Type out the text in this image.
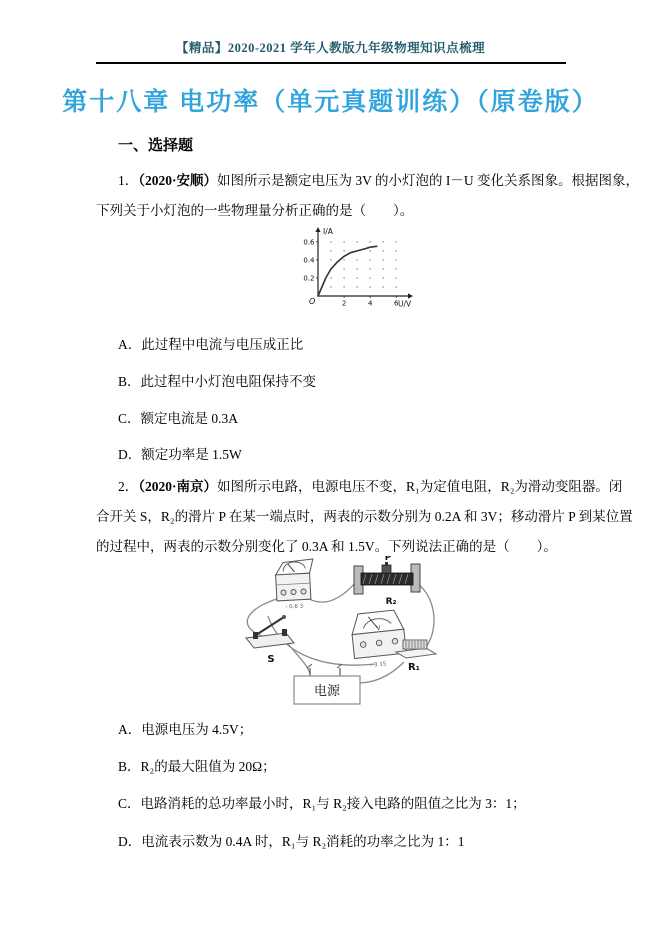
【精品】2020-2021 学年人教版九年级物理知识点梳理
第十八章 电功率（单元真题训练）（原卷版）
一、选择题
1．（2020·安顺）如图所示是额定电压为 3V 的小灯泡的 I－U 变化关系图象。根据图象，
下列关于小灯泡的一些物理量分析正确的是（　　）。
I/A
U/V
O	2	4	6
0.2
0.4
0.6
A．此过程中电流与电压成正比
B．此过程中小灯泡电阻保持不变
C．额定电流是 0.3A
D．额定功率是 1.5W
2．（2020·南京）如图所示电路，电源电压不变，R₁为定值电阻，R₂为滑动变阻器。闭
合开关 S，R₂的滑片 P 在某一端点时，两表的示数分别为 0.2A 和 3V；移动滑片 P 到某位置
的过程中，两表的示数分别变化了 0.3A 和 1.5V。下列说法正确的是（　　）。
- 0.6 3
P
R₂
V
- 3 15
S
R₁
电源
A．电源电压为 4.5V；
B．R₂的最大阻值为 20Ω；
C．电路消耗的总功率最小时，R₁与 R₂接入电路的阻值之比为 3：1；
D．电流表示数为 0.4A 时，R₁与 R₂消耗的功率之比为 1：1
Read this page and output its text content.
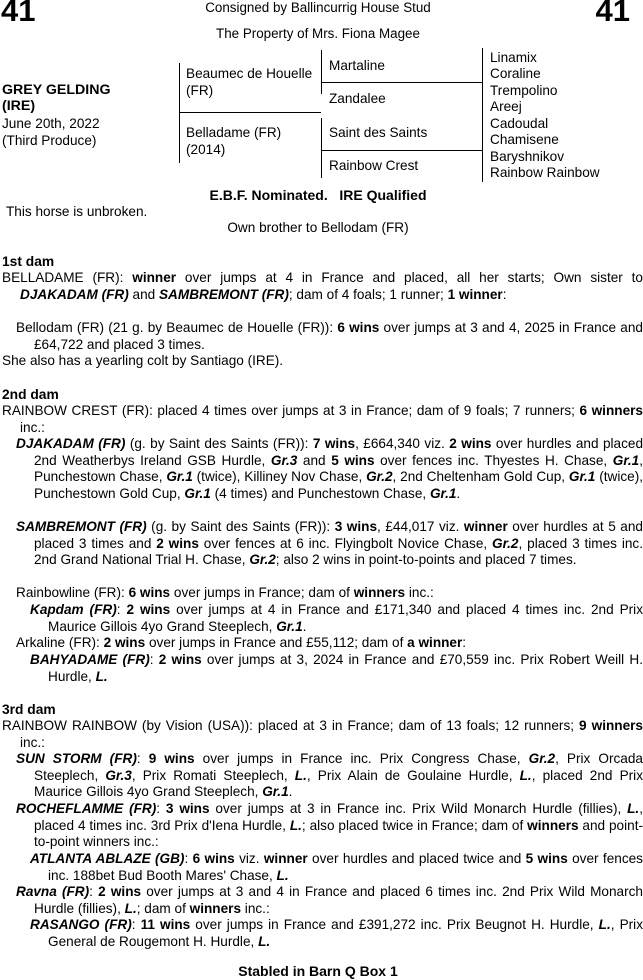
41	41
Consigned by Ballincurrig House Stud
The Property of Mrs. Fiona Magee
GREY GELDING
(IRE)
June 20th, 2022
(Third Produce)
Beaumec de Houelle (FR)
Belladame (FR) (2014)
Martaline
Zandalee
Saint des Saints
Rainbow Crest
Linamix
Coraline
Trempolino
Areej
Cadoudal
Chamisene
Baryshnikov
Rainbow Rainbow
E.B.F. Nominated.   IRE Qualified
This horse is unbroken.
Own brother to Bellodam (FR)
1st dam
BELLADAME (FR): winner over jumps at 4 in France and placed, all her starts; Own sister to DJAKADAM (FR) and SAMBREMONT (FR); dam of 4 foals; 1 runner; 1 winner:
Bellodam (FR) (21 g. by Beaumec de Houelle (FR)): 6 wins over jumps at 3 and 4, 2025 in France and £64,722 and placed 3 times.
She also has a yearling colt by Santiago (IRE).
2nd dam
RAINBOW CREST (FR): placed 4 times over jumps at 3 in France; dam of 9 foals; 7 runners; 6 winners inc.:
DJAKADAM (FR) (g. by Saint des Saints (FR)): 7 wins, £664,340 viz. 2 wins over hurdles and placed 2nd Weatherbys Ireland GSB Hurdle, Gr.3 and 5 wins over fences inc. Thyestes H. Chase, Gr.1, Punchestown Chase, Gr.1 (twice), Killiney Nov Chase, Gr.2, 2nd Cheltenham Gold Cup, Gr.1 (twice), Punchestown Gold Cup, Gr.1 (4 times) and Punchestown Chase, Gr.1.
SAMBREMONT (FR) (g. by Saint des Saints (FR)): 3 wins, £44,017 viz. winner over hurdles at 5 and placed 3 times and 2 wins over fences at 6 inc. Flyingbolt Novice Chase, Gr.2, placed 3 times inc. 2nd Grand National Trial H. Chase, Gr.2; also 2 wins in point-to-points and placed 7 times.
Rainbowline (FR): 6 wins over jumps in France; dam of winners inc.:
Kapdam (FR): 2 wins over jumps at 4 in France and £171,340 and placed 4 times inc. 2nd Prix Maurice Gillois 4yo Grand Steeplech, Gr.1.
Arkaline (FR): 2 wins over jumps in France and £55,112; dam of a winner:
BAHYADAME (FR): 2 wins over jumps at 3, 2024 in France and £70,559 inc. Prix Robert Weill H. Hurdle, L.
3rd dam
RAINBOW RAINBOW (by Vision (USA)): placed at 3 in France; dam of 13 foals; 12 runners; 9 winners inc.:
SUN STORM (FR): 9 wins over jumps in France inc. Prix Congress Chase, Gr.2, Prix Orcada Steeplech, Gr.3, Prix Romati Steeplech, L., Prix Alain de Goulaine Hurdle, L., placed 2nd Prix Maurice Gillois 4yo Grand Steeplech, Gr.1.
ROCHEFLAMME (FR): 3 wins over jumps at 3 in France inc. Prix Wild Monarch Hurdle (fillies), L., placed 4 times inc. 3rd Prix d'Iena Hurdle, L.; also placed twice in France; dam of winners and point-to-point winners inc.:
ATLANTA ABLAZE (GB): 6 wins viz. winner over hurdles and placed twice and 5 wins over fences inc. 188bet Bud Booth Mares' Chase, L.
Ravna (FR): 2 wins over jumps at 3 and 4 in France and placed 6 times inc. 2nd Prix Wild Monarch Hurdle (fillies), L.; dam of winners inc.:
RASANGO (FR): 11 wins over jumps in France and £391,272 inc. Prix Beugnot H. Hurdle, L., Prix General de Rougemont H. Hurdle, L.
Stabled in Barn Q Box 1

→ **What the task requires**
Where a line holds "Houelle", copy that line.

→ **Result for this exercise**
Beaumec de Houelle (FR)
Bellodam (FR) (21 g. by Beaumec de Houelle (FR)): 6 wins over jumps at 3 and 4, 2025 in France and £64,722 and placed 3 times.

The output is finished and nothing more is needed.